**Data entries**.
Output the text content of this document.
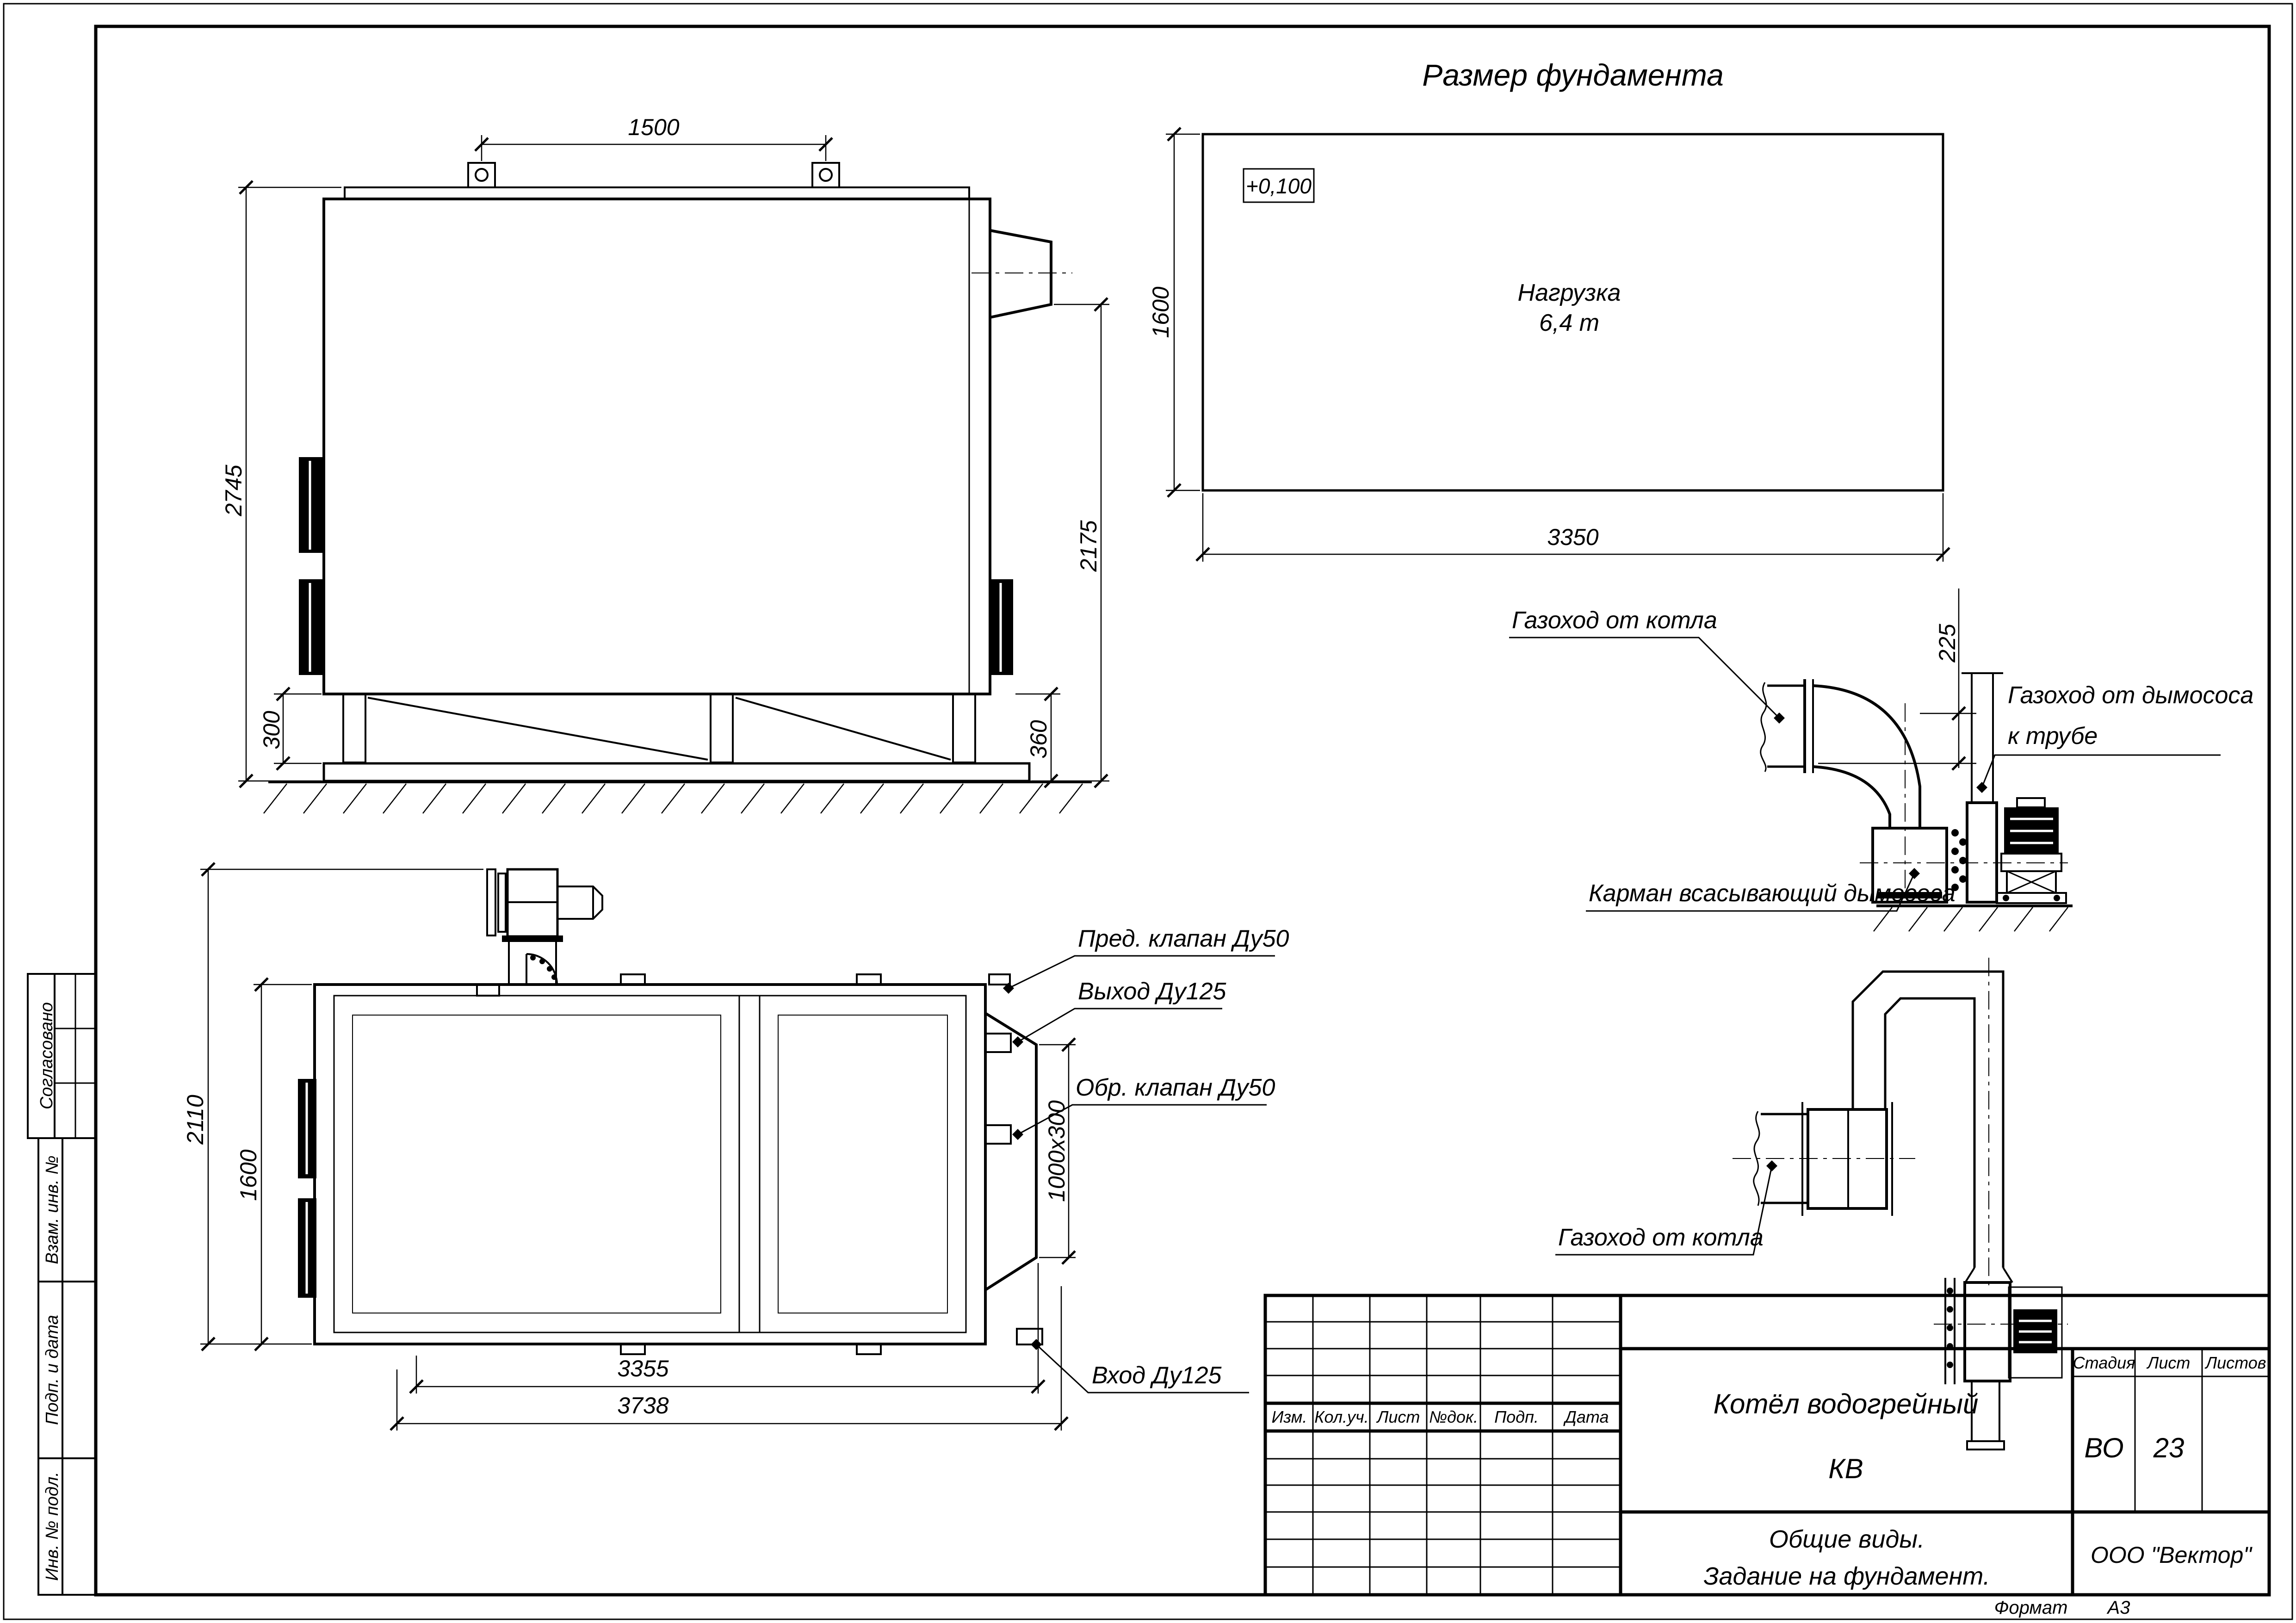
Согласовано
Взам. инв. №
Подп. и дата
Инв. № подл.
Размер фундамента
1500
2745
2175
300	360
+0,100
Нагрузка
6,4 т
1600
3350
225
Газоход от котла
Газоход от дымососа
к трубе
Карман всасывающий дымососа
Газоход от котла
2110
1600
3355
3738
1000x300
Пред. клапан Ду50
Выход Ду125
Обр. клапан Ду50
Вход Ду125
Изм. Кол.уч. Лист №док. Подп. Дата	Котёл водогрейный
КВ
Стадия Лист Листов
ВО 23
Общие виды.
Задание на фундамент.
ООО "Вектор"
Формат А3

**What you should do**.
Without including any picture, retype the entries exactly.

**Worked solution**.
Output the text content of this document.
Согласовано
Взам. инв. №
Подп. и дата
Инв. № подл.
Размер фундамента
1500
2745
2175
300	360
+0,100
Нагрузка
6,4 т
1600
3350
225
Газоход от котла
Газоход от дымососа
к трубе
Карман всасывающий дымососа
Газоход от котла
2110
1600
3355
3738
1000x300
Пред. клапан Ду50
Выход Ду125
Обр. клапан Ду50
Вход Ду125
Изм. Кол.уч. Лист №док. Подп. Дата	Котёл водогрейный
КВ
Стадия Лист Листов
ВО 23
Общие виды.
Задание на фундамент.
ООО "Вектор"
Формат А3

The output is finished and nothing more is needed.